Set down each record below precisely, skipping the pictures.

--- Begin ---

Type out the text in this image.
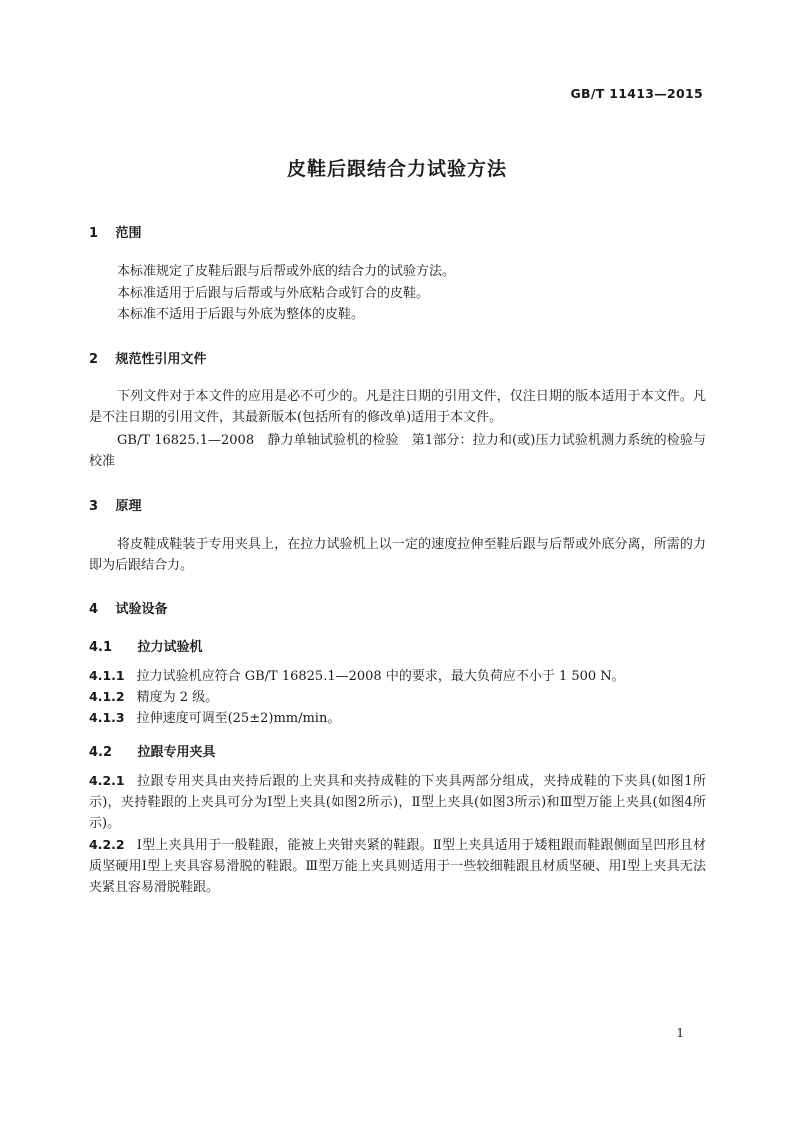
GB/T 11413—2015
皮鞋后跟结合力试验方法
1 范围
本标准规定了皮鞋后跟与后帮或外底的结合力的试验方法。
本标准适用于后跟与后帮或与外底粘合或钉合的皮鞋。
本标准不适用于后跟与外底为整体的皮鞋。
2 规范性引用文件
下列文件对于本文件的应用是必不可少的。凡是注日期的引用文件，仅注日期的版本适用于本文件。凡是不注日期的引用文件，其最新版本(包括所有的修改单)适用于本文件。
GB/T 16825.1—2008　静力单轴试验机的检验　第1部分：拉力和(或)压力试验机测力系统的检验与校准
3 原理
将皮鞋成鞋装于专用夹具上，在拉力试验机上以一定的速度拉伸至鞋后跟与后帮或外底分离，所需的力即为后跟结合力。
4 试验设备
4.1 拉力试验机
4.1.1 拉力试验机应符合 GB/T 16825.1—2008 中的要求，最大负荷应不小于 1 500 N。
4.1.2 精度为 2 级。
4.1.3 拉伸速度可调至(25±2)mm/min。
4.2 拉跟专用夹具
4.2.1 拉跟专用夹具由夹持后跟的上夹具和夹持成鞋的下夹具两部分组成，夹持成鞋的下夹具(如图1所示)，夹持鞋跟的上夹具可分为Ⅰ型上夹具(如图2所示)，Ⅱ型上夹具(如图3所示)和Ⅲ型万能上夹具(如图4所示)。
4.2.2 Ⅰ型上夹具用于一般鞋跟，能被上夹钳夹紧的鞋跟。Ⅱ型上夹具适用于矮粗跟而鞋跟侧面呈凹形且材质坚硬用Ⅰ型上夹具容易滑脱的鞋跟。Ⅲ型万能上夹具则适用于一些较细鞋跟且材质坚硬、用Ⅰ型上夹具无法夹紧且容易滑脱鞋跟。
1
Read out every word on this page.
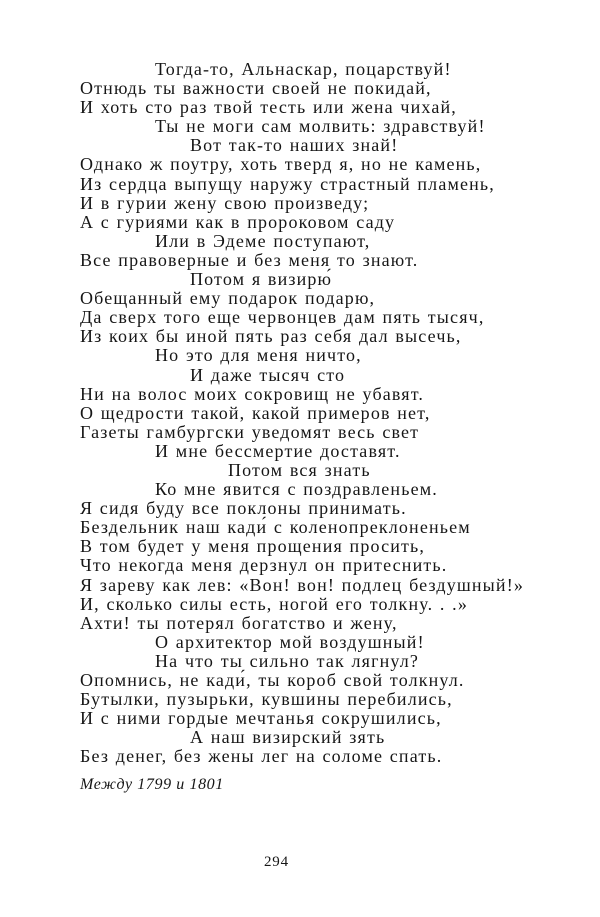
Тогда-то, Альнаскар, поцарствуй!
Отнюдь ты важности своей не покидай,
И хоть сто раз твой тесть или жена чихай,
Ты не моги сам молвить: здравствуй!
Вот так-то наших знай!
Однако ж поутру, хоть тверд я, но не камень,
Из сердца выпущу наружу страстный пламень,
И в гурии жену свою произведу;
А с гуриями как в пророковом саду
Или в Эдеме поступают,
Все правоверные и без меня то знают.
Потом я визирю́
Обещанный ему подарок подарю,
Да сверх того еще червонцев дам пять тысяч,
Из коих бы иной пять раз себя дал высечь,
Но это для меня ничто,
И даже тысяч сто
Ни на волос моих сокровищ не убавят.
О щедрости такой, какой примеров нет,
Газеты гамбургски уведомят весь свет
И мне бессмертие доставят.
Потом вся знать
Ко мне явится с поздравленьем.
Я сидя буду все поклоны принимать.
Бездельник наш кади́ с коленопреклоненьем
В том будет у меня прощения просить,
Что некогда меня дерзнул он притеснить.
Я зареву как лев: «Вон! вон! подлец бездушный!»
И, сколько силы есть, ногой его толкну. . .»
Ахти! ты потерял богатство и жену,
О архитектор мой воздушный!
На что ты сильно так лягнул?
Опомнись, не кади́, ты короб свой толкнул.
Бутылки, пузырьки, кувшины перебились,
И с ними гордые мечтанья сокрушились,
А наш визирский зять
Без денег, без жены лег на соломе спать.
Между 1799 и 1801
294
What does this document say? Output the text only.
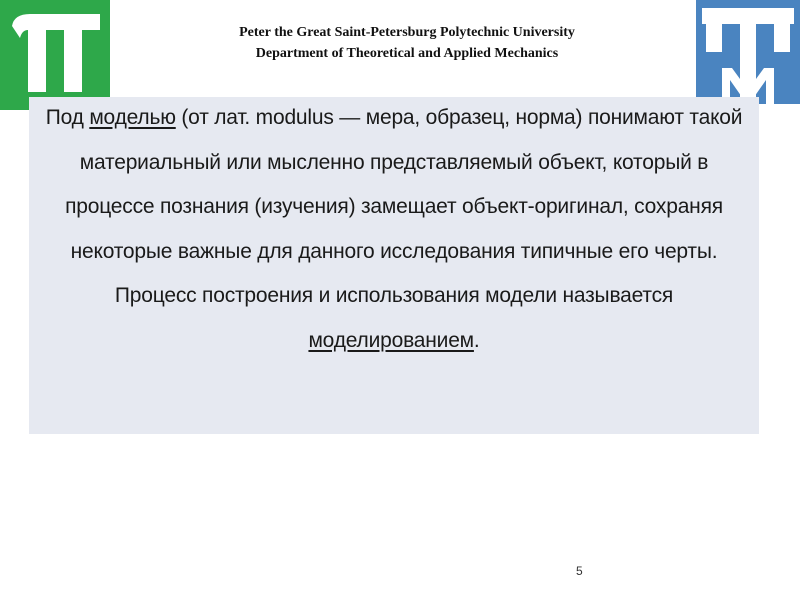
Peter the Great Saint-Petersburg Polytechnic University
Department of Theoretical and Applied Mechanics
Под моделью (от лат. modulus — мера, образец, норма) понимают такой материальный или мысленно представляемый объект, который в процессе познания (изучения) замещает объект-оригинал, сохраняя некоторые важные для данного исследования типичные его черты. Процесс построения и использования модели называется моделированием.
5
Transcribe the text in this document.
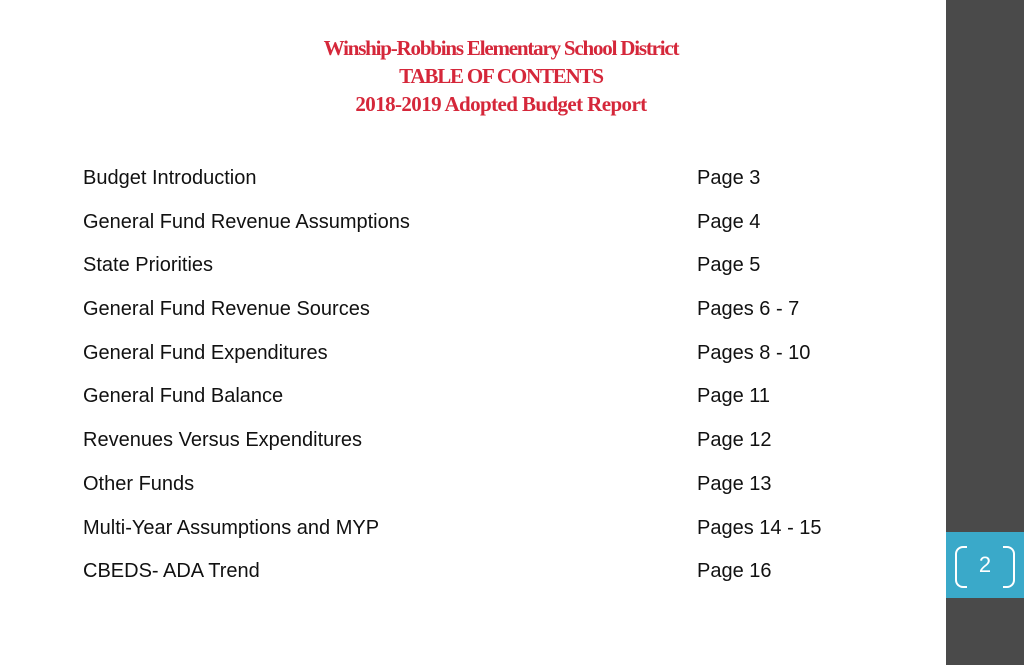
2
Winship-Robbins Elementary School District
TABLE OF CONTENTS
2018-2019 Adopted Budget Report
Budget Introduction	Page 3
General Fund Revenue Assumptions	Page 4
State Priorities	Page 5
General Fund Revenue Sources	Pages 6 - 7
General Fund Expenditures	Pages 8 - 10
General Fund Balance	Page 11
Revenues Versus Expenditures	Page 12
Other Funds	Page 13
Multi-Year Assumptions and MYP	Pages 14 - 15
CBEDS- ADA Trend	Page 16
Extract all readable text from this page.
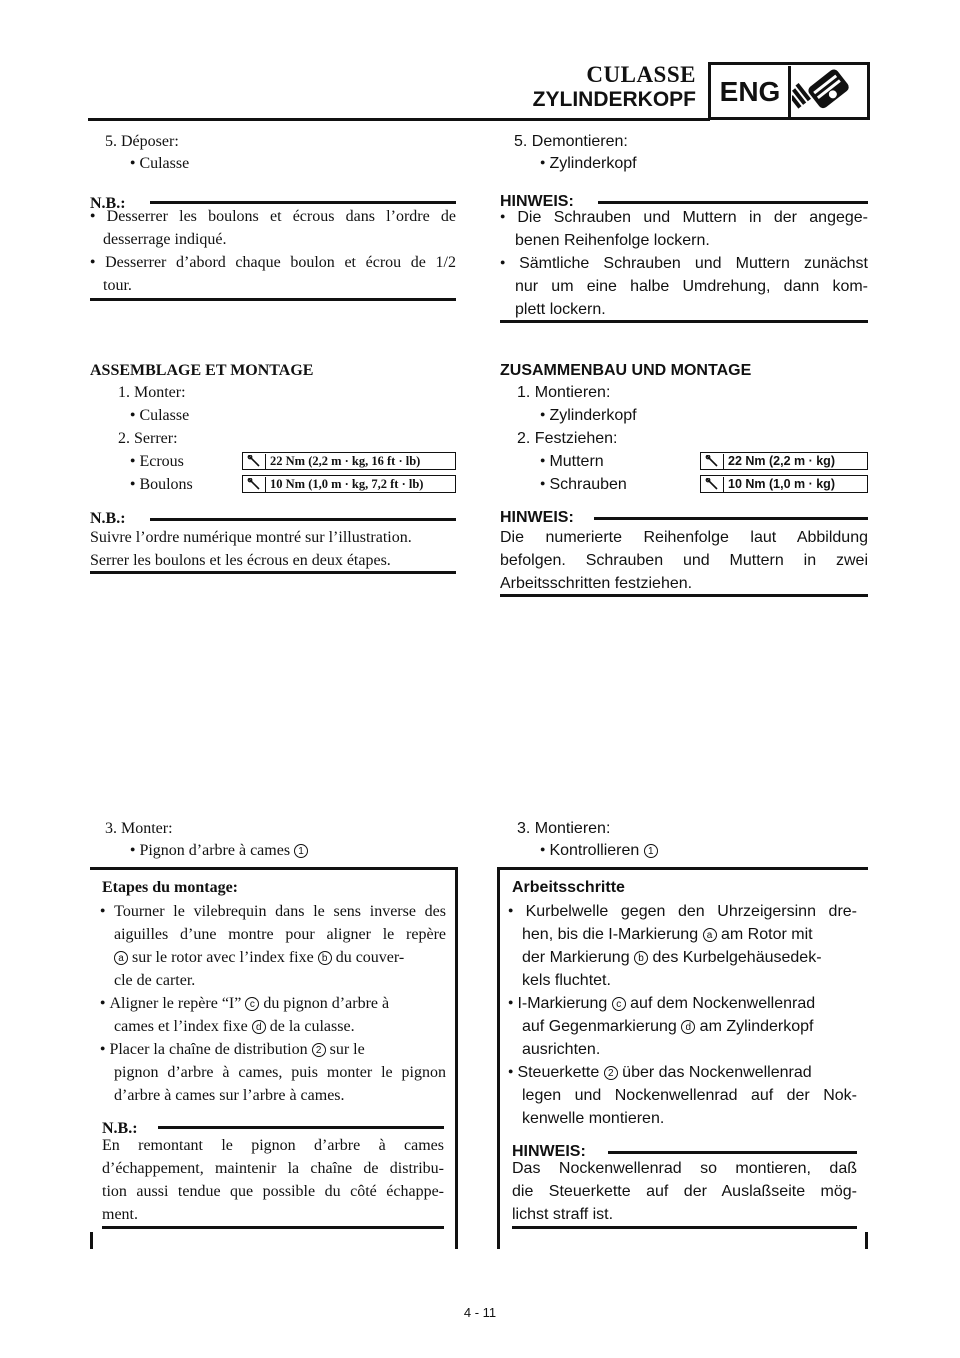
CULASSE
ZYLINDERKOPF ENG
5. Déposer:
● Culasse
N.B.:
● Desserrer les boulons et écrous dans l’ordre de
desserrage indiqué.
● Desserrer d’abord chaque boulon et écrou de 1/2
tour.
ASSEMBLAGE ET MONTAGE
1. Monter:
● Culasse
2. Serrer:
● Ecrous
● Boulons
22 Nm (2,2 m · kg, 16 ft · lb)
10 Nm (1,0 m · kg, 7,2 ft · lb)
N.B.:
Suivre l’ordre numérique montré sur l’illustration.
Serrer les boulons et les écrous en deux étapes.
3. Monter:
● Pignon d’arbre à cames 1
Etapes du montage:
● Tourner le vilebrequin dans le sens inverse des
aiguilles d’une montre pour aligner le repère
a sur le rotor avec l’index fixe b du couver-
cle de carter.
● Aligner le repère “I” c du pignon d’arbre à
cames et l’index fixe d de la culasse.
● Placer la chaîne de distribution 2 sur le
pignon d’arbre à cames, puis monter le pignon
d’arbre à cames sur l’arbre à cames.
N.B.:
En remontant le pignon d’arbre à cames
d’échappement, maintenir la chaîne de distribu-
tion aussi tendue que possible du côté échappe-
ment.
5. Demontieren:
● Zylinderkopf
HINWEIS:
● Die Schrauben und Muttern in der angege-
benen Reihenfolge lockern.
● Sämtliche Schrauben und Muttern zunächst
nur um eine halbe Umdrehung, dann kom-
plett lockern.
ZUSAMMENBAU UND MONTAGE
1. Montieren:
● Zylinderkopf
2. Festziehen:
● Muttern
● Schrauben
22 Nm (2,2 m · kg)
10 Nm (1,0 m · kg)
HINWEIS:
Die numerierte Reihenfolge laut Abbildung
befolgen. Schrauben und Muttern in zwei
Arbeitsschritten festziehen.
3. Montieren:
● Kontrollieren 1
Arbeitsschritte
● Kurbelwelle gegen den Uhrzeigersinn dre-
hen, bis die I-Markierung a am Rotor mit
der Markierung b des Kurbelgehäusedek-
kels fluchtet.
● I-Markierung c auf dem Nockenwellenrad
auf Gegenmarkierung d am Zylinderkopf
ausrichten.
● Steuerkette 2 über das Nockenwellenrad
legen und Nockenwellenrad auf der Nok-
kenwelle montieren.
HINWEIS:
Das Nockenwellenrad so montieren, daß
die Steuerkette auf der Auslaßseite mög-
lichst straff ist.
4 - 11
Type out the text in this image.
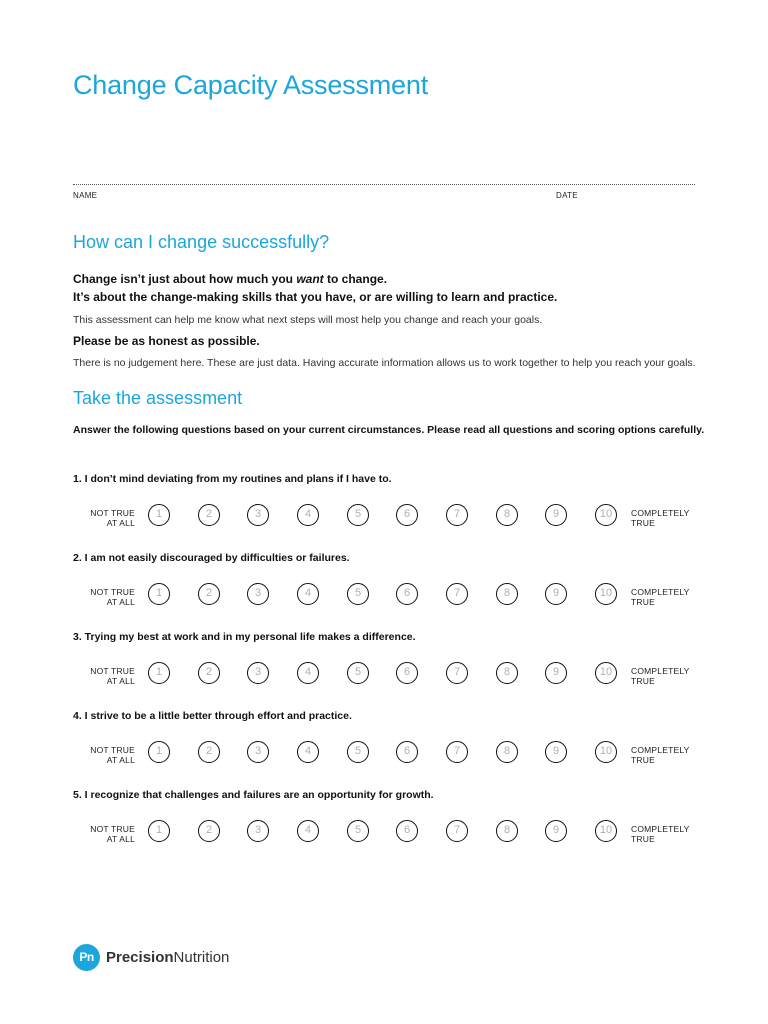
Change Capacity Assessment
NAME	DATE
How can I change successfully?
Change isn’t just about how much you want to change.
It’s about the change-making skills that you have, or are willing to learn and practice.
This assessment can help me know what next steps will most help you change and reach your goals.
Please be as honest as possible.
There is no judgement here. These are just data. Having accurate information allows us to work together to help you reach your goals.
Take the assessment
Answer the following questions based on your current circumstances. Please read all questions and scoring options carefully.
1. I don’t mind deviating from my routines and plans if I have to.
NOT TRUE
AT ALL
1	2	3	4	5	6	7	8	9	10	COMPLETELY
TRUE
2. I am not easily discouraged by difficulties or failures.
NOT TRUE
AT ALL
1	2	3	4	5	6	7	8	9	10	COMPLETELY
TRUE
3. Trying my best at work and in my personal life makes a difference.
NOT TRUE
AT ALL
1	2	3	4	5	6	7	8	9	10	COMPLETELY
TRUE
4. I strive to be a little better through effort and practice.
NOT TRUE
AT ALL
1	2	3	4	5	6	7	8	9	10	COMPLETELY
TRUE
5. I recognize that challenges and failures are an opportunity for growth.
NOT TRUE
AT ALL
1	2	3	4	5	6	7	8	9	10	COMPLETELY
TRUE
Pn PrecisionNutrition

--- End ---

*WRITTEN SOLUTION:*
Type out the text in this image.
GB/T 11413—2015
皮鞋后跟结合力试验方法
1 范围
本标准规定了皮鞋后跟与后帮或外底的结合力的试验方法。
本标准适用于后跟与后帮或与外底粘合或钉合的皮鞋。
本标准不适用于后跟与外底为整体的皮鞋。
2 规范性引用文件
下列文件对于本文件的应用是必不可少的。凡是注日期的引用文件，仅注日期的版本适用于本文件。凡是不注日期的引用文件，其最新版本(包括所有的修改单)适用于本文件。
GB/T 16825.1—2008　静力单轴试验机的检验　第1部分：拉力和(或)压力试验机测力系统的检验与校准
3 原理
将皮鞋成鞋装于专用夹具上，在拉力试验机上以一定的速度拉伸至鞋后跟与后帮或外底分离，所需的力即为后跟结合力。
4 试验设备
4.1 拉力试验机
4.1.1 拉力试验机应符合 GB/T 16825.1—2008 中的要求，最大负荷应不小于 1 500 N。
4.1.2 精度为 2 级。
4.1.3 拉伸速度可调至(25±2)mm/min。
4.2 拉跟专用夹具
4.2.1 拉跟专用夹具由夹持后跟的上夹具和夹持成鞋的下夹具两部分组成，夹持成鞋的下夹具(如图1所示)，夹持鞋跟的上夹具可分为Ⅰ型上夹具(如图2所示)，Ⅱ型上夹具(如图3所示)和Ⅲ型万能上夹具(如图4所示)。
4.2.2 Ⅰ型上夹具用于一般鞋跟，能被上夹钳夹紧的鞋跟。Ⅱ型上夹具适用于矮粗跟而鞋跟侧面呈凹形且材质坚硬用Ⅰ型上夹具容易滑脱的鞋跟。Ⅲ型万能上夹具则适用于一些较细鞋跟且材质坚硬、用Ⅰ型上夹具无法夹紧且容易滑脱鞋跟。
1
Read out every word on this page.
Тогда-то, Альнаскар, поцарствуй!
Отнюдь ты важности своей не покидай,
И хоть сто раз твой тесть или жена чихай,
Ты не моги сам молвить: здравствуй!
Вот так-то наших знай!
Однако ж поутру, хоть тверд я, но не камень,
Из сердца выпущу наружу страстный пламень,
И в гурии жену свою произведу;
А с гуриями как в пророковом саду
Или в Эдеме поступают,
Все правоверные и без меня то знают.
Потом я визирю́
Обещанный ему подарок подарю,
Да сверх того еще червонцев дам пять тысяч,
Из коих бы иной пять раз себя дал высечь,
Но это для меня ничто,
И даже тысяч сто
Ни на волос моих сокровищ не убавят.
О щедрости такой, какой примеров нет,
Газеты гамбургски уведомят весь свет
И мне бессмертие доставят.
Потом вся знать
Ко мне явится с поздравленьем.
Я сидя буду все поклоны принимать.
Бездельник наш кади́ с коленопреклоненьем
В том будет у меня прощения просить,
Что некогда меня дерзнул он притеснить.
Я зареву как лев: «Вон! вон! подлец бездушный!»
И, сколько силы есть, ногой его толкну. . .»
Ахти! ты потерял богатство и жену,
О архитектор мой воздушный!
На что ты сильно так лягнул?
Опомнись, не кади́, ты короб свой толкнул.
Бутылки, пузырьки, кувшины перебились,
И с ними гордые мечтанья сокрушились,
А наш визирский зять
Без денег, без жены лег на соломе спать.
Между 1799 и 1801
294
What does this document say? Output the text only.
Peter the Great Saint-Petersburg Polytechnic University
Department of Theoretical and Applied Mechanics
Под моделью (от лат. modulus — мера, образец, норма) понимают такой материальный или мысленно представляемый объект, который в процессе познания (изучения) замещает объект-оригинал, сохраняя некоторые важные для данного исследования типичные его черты. Процесс построения и использования модели называется моделированием.
5
Transcribe the text in this document.
2
Winship-Robbins Elementary School District
TABLE OF CONTENTS
2018-2019 Adopted Budget Report
Budget Introduction	Page 3
General Fund Revenue Assumptions	Page 4
State Priorities	Page 5
General Fund Revenue Sources	Pages 6 - 7
General Fund Expenditures	Pages 8 - 10
General Fund Balance	Page 11
Revenues Versus Expenditures	Page 12
Other Funds	Page 13
Multi-Year Assumptions and MYP	Pages 14 - 15
CBEDS- ADA Trend	Page 16
Extract all readable text from this page.
CULASSE
ZYLINDERKOPF ENG
5. Déposer:
● Culasse
N.B.:
● Desserrer les boulons et écrous dans l’ordre de
desserrage indiqué.
● Desserrer d’abord chaque boulon et écrou de 1/2
tour.
ASSEMBLAGE ET MONTAGE
1. Monter:
● Culasse
2. Serrer:
● Ecrous
● Boulons
22 Nm (2,2 m · kg, 16 ft · lb)
10 Nm (1,0 m · kg, 7,2 ft · lb)
N.B.:
Suivre l’ordre numérique montré sur l’illustration.
Serrer les boulons et les écrous en deux étapes.
3. Monter:
● Pignon d’arbre à cames 1
Etapes du montage:
● Tourner le vilebrequin dans le sens inverse des
aiguilles d’une montre pour aligner le repère
a sur le rotor avec l’index fixe b du couver-
cle de carter.
● Aligner le repère “I” c du pignon d’arbre à
cames et l’index fixe d de la culasse.
● Placer la chaîne de distribution 2 sur le
pignon d’arbre à cames, puis monter le pignon
d’arbre à cames sur l’arbre à cames.
N.B.:
En remontant le pignon d’arbre à cames
d’échappement, maintenir la chaîne de distribu-
tion aussi tendue que possible du côté échappe-
ment.
5. Demontieren:
● Zylinderkopf
HINWEIS:
● Die Schrauben und Muttern in der angege-
benen Reihenfolge lockern.
● Sämtliche Schrauben und Muttern zunächst
nur um eine halbe Umdrehung, dann kom-
plett lockern.
ZUSAMMENBAU UND MONTAGE
1. Montieren:
● Zylinderkopf
2. Festziehen:
● Muttern
● Schrauben
22 Nm (2,2 m · kg)
10 Nm (1,0 m · kg)
HINWEIS:
Die numerierte Reihenfolge laut Abbildung
befolgen. Schrauben und Muttern in zwei
Arbeitsschritten festziehen.
3. Montieren:
● Kontrollieren 1
Arbeitsschritte
● Kurbelwelle gegen den Uhrzeigersinn dre-
hen, bis die I-Markierung a am Rotor mit
der Markierung b des Kurbelgehäusedek-
kels fluchtet.
● I-Markierung c auf dem Nockenwellenrad
auf Gegenmarkierung d am Zylinderkopf
ausrichten.
● Steuerkette 2 über das Nockenwellenrad
legen und Nockenwellenrad auf der Nok-
kenwelle montieren.
HINWEIS:
Das Nockenwellenrad so montieren, daß
die Steuerkette auf der Auslaßseite mög-
lichst straff ist.
4 - 11
Type out the text in this image.
Change Capacity Assessment
NAME	DATE
How can I change successfully?
Change isn’t just about how much you want to change.
It’s about the change-making skills that you have, or are willing to learn and practice.
This assessment can help me know what next steps will most help you change and reach your goals.
Please be as honest as possible.
There is no judgement here. These are just data. Having accurate information allows us to work together to help you reach your goals.
Take the assessment
Answer the following questions based on your current circumstances. Please read all questions and scoring options carefully.
1. I don’t mind deviating from my routines and plans if I have to.
NOT TRUE
AT ALL
1	2	3	4	5	6	7	8	9	10	COMPLETELY
TRUE
2. I am not easily discouraged by difficulties or failures.
NOT TRUE
AT ALL
1	2	3	4	5	6	7	8	9	10	COMPLETELY
TRUE
3. Trying my best at work and in my personal life makes a difference.
NOT TRUE
AT ALL
1	2	3	4	5	6	7	8	9	10	COMPLETELY
TRUE
4. I strive to be a little better through effort and practice.
NOT TRUE
AT ALL
1	2	3	4	5	6	7	8	9	10	COMPLETELY
TRUE
5. I recognize that challenges and failures are an opportunity for growth.
NOT TRUE
AT ALL
1	2	3	4	5	6	7	8	9	10	COMPLETELY
TRUE
Pn PrecisionNutrition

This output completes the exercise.